EXTRACTO ▸
>>>
El mercado se extiende por casi todo el pueblo. Se celebra los domingos haga el tiempo que haga. Es el lugar de encuentro de las etnias Mong, Dao, Tay y Nung que se hacen visibles por los vestidos tradicionales que llevan las mujeres y, en algunos casos, los hombres. Las zonas de venta se diferencian perfectamente, tanto por el color como por el olor. La de telas y ropa era muy colorista, pero dedicada al mercado guiri y solo les faltaba poner "recuerdo de Bac Ha". Las más interesantes eran las de aperos de campo y las de ganado. Perros, gallos, cerdos, conejos, búfalos, caballos, pájaros, cabras... Todos los bichos estaban en su espacio y se vendían para trabajo o para comer.
<<<
DATOS ALMACENADOS ▸
>>>
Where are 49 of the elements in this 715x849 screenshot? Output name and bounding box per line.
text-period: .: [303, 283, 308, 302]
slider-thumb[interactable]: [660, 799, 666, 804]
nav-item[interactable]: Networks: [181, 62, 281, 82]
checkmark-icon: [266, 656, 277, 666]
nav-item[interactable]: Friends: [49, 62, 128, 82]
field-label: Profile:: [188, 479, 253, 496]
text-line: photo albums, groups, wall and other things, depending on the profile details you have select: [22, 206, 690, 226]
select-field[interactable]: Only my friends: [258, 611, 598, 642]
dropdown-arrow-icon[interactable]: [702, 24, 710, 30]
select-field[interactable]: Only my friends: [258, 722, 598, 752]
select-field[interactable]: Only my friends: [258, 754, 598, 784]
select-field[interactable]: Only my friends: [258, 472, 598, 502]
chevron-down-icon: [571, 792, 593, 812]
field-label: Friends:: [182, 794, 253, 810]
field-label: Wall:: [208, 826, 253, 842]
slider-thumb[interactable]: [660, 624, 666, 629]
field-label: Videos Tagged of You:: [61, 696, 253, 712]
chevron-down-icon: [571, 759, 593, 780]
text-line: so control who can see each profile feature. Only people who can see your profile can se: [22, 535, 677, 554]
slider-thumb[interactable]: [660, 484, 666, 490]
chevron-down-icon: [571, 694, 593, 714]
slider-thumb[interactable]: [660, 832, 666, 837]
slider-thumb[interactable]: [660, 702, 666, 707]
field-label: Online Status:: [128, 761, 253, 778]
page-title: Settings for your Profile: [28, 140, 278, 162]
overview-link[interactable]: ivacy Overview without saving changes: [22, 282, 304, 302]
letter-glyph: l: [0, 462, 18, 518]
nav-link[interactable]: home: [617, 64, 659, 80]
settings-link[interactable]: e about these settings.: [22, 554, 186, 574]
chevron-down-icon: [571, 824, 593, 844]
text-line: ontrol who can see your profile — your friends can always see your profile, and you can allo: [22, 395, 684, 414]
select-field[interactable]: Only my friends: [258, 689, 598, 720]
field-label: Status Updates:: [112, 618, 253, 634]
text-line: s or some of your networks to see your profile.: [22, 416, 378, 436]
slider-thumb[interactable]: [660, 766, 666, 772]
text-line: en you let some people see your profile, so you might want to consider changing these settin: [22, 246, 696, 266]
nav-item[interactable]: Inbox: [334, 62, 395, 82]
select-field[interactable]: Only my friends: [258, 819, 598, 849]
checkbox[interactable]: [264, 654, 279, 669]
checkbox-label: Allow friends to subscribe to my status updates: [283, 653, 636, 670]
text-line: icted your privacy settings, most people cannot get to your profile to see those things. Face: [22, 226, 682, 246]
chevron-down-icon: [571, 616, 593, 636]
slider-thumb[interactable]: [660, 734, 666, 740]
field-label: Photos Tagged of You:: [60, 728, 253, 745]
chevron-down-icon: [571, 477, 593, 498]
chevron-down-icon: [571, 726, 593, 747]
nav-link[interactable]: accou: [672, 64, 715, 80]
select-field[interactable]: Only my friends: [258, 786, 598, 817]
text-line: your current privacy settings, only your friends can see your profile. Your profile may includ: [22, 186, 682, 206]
<<<
INSTRUCCIONES DE TRABAJO ▸
#1 Según el extracto, ¿qué día se celebra el mercado?
#2 Explica, de acuerdo con el extracto, por qué se hacen visibles en el mercado las etnias que se reúnen allí.

RESULTADOS POR TAREA ▸
#1 Se celebra los domingos, haga el tiempo que haga.

#2 Las etnias Mong, Dao, Tay y Nung se hacen visibles por los vestidos tradicionales que llevan las mujeres y, en algunos casos, también los hombres.